Stated exercise – State how many lines contain "которые", and write nothing except that count.

-- Start Dataset records --

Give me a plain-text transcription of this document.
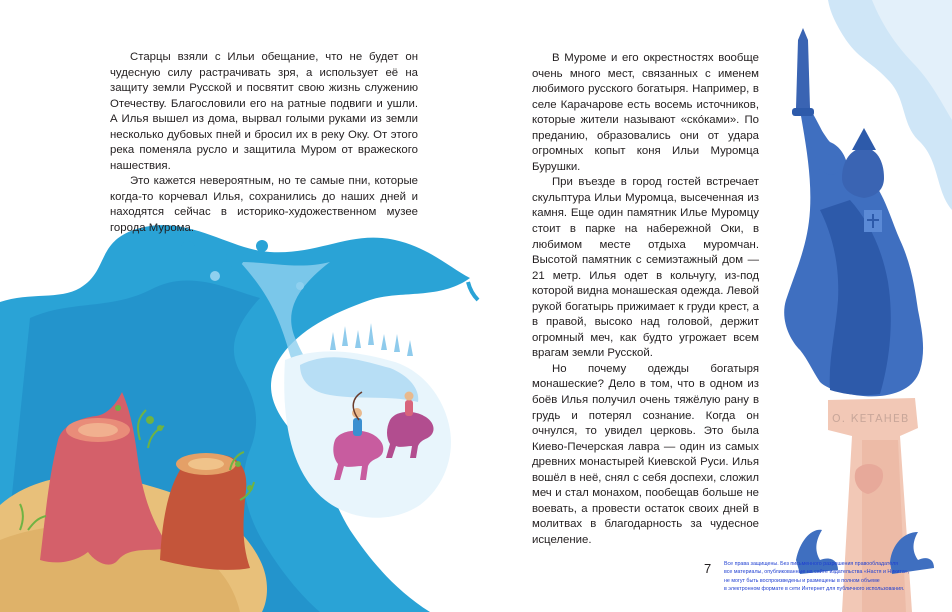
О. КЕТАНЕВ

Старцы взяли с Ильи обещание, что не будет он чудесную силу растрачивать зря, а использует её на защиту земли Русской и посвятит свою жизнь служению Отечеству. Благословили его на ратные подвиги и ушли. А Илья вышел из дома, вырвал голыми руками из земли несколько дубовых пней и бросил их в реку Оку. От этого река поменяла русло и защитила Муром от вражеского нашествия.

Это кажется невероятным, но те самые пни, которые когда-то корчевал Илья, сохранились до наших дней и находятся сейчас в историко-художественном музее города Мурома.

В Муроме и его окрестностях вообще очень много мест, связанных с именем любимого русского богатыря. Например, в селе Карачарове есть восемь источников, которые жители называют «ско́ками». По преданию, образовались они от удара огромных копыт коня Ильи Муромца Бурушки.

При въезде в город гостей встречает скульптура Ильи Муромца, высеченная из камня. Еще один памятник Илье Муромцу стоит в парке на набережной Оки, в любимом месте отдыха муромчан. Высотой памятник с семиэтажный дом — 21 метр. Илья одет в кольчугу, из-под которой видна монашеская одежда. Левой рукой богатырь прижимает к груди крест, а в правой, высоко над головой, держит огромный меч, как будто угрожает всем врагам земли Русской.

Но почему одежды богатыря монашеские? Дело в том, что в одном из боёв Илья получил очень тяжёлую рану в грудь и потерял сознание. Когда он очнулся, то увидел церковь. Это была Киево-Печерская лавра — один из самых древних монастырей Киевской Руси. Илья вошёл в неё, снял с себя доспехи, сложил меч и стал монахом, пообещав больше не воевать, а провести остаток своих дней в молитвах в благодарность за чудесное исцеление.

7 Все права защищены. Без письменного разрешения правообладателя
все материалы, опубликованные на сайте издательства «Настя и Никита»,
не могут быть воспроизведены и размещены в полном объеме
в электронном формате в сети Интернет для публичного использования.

-- End Dataset records --
-- Start Dataset records --

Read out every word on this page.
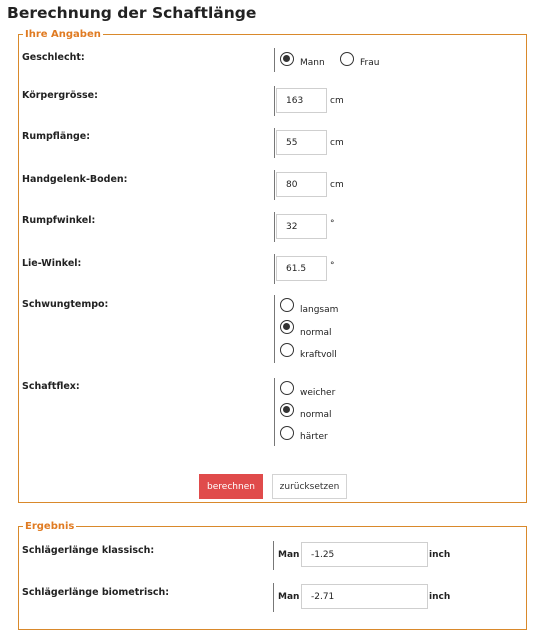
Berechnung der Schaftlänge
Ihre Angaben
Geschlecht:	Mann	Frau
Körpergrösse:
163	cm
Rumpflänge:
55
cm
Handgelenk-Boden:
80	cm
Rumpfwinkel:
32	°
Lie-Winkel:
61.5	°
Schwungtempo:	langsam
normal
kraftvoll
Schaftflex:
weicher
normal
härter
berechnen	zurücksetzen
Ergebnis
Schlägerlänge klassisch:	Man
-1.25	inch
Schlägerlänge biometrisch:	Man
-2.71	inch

-- End Dataset records --

Worked answer – 2